◆ **Problem statement**:
Pull every line of the entries that has the word "xlabel".

Figure record listings
────

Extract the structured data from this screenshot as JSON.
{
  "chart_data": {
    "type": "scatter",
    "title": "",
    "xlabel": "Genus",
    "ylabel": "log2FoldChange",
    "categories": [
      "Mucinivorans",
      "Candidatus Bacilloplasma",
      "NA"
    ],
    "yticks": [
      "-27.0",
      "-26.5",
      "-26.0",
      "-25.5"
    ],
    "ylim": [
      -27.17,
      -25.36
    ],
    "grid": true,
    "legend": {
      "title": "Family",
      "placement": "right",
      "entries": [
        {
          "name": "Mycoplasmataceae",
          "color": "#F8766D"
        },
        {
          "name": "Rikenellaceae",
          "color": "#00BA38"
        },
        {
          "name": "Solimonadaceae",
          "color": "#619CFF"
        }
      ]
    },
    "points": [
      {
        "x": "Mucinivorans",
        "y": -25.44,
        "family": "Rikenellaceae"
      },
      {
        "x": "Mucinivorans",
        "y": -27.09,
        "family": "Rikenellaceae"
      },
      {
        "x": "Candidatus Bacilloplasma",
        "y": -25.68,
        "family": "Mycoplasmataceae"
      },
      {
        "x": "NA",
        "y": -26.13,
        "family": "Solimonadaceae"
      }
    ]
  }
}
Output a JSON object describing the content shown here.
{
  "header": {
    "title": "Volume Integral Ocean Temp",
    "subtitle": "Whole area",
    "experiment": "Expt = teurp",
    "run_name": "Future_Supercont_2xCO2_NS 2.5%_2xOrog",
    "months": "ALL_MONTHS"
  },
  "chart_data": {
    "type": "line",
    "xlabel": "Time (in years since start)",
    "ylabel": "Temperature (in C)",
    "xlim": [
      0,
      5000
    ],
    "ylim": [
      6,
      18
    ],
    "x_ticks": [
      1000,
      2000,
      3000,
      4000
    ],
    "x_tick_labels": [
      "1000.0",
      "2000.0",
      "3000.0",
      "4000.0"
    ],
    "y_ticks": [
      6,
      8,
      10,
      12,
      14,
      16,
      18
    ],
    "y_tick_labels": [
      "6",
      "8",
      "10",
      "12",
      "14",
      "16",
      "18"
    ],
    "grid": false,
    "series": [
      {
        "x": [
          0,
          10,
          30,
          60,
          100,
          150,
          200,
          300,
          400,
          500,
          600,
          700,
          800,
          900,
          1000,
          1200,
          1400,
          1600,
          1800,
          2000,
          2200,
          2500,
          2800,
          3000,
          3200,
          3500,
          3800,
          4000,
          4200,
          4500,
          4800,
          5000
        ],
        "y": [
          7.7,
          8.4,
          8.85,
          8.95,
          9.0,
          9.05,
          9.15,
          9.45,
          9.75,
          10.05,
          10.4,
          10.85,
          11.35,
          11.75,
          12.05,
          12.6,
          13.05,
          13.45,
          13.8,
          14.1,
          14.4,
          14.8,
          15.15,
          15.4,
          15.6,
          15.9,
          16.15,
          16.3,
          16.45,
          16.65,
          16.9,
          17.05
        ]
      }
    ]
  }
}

────

◆ **Written solution**:
    "xlabel": "Genus",
    "xlabel": "Time (in years since start)",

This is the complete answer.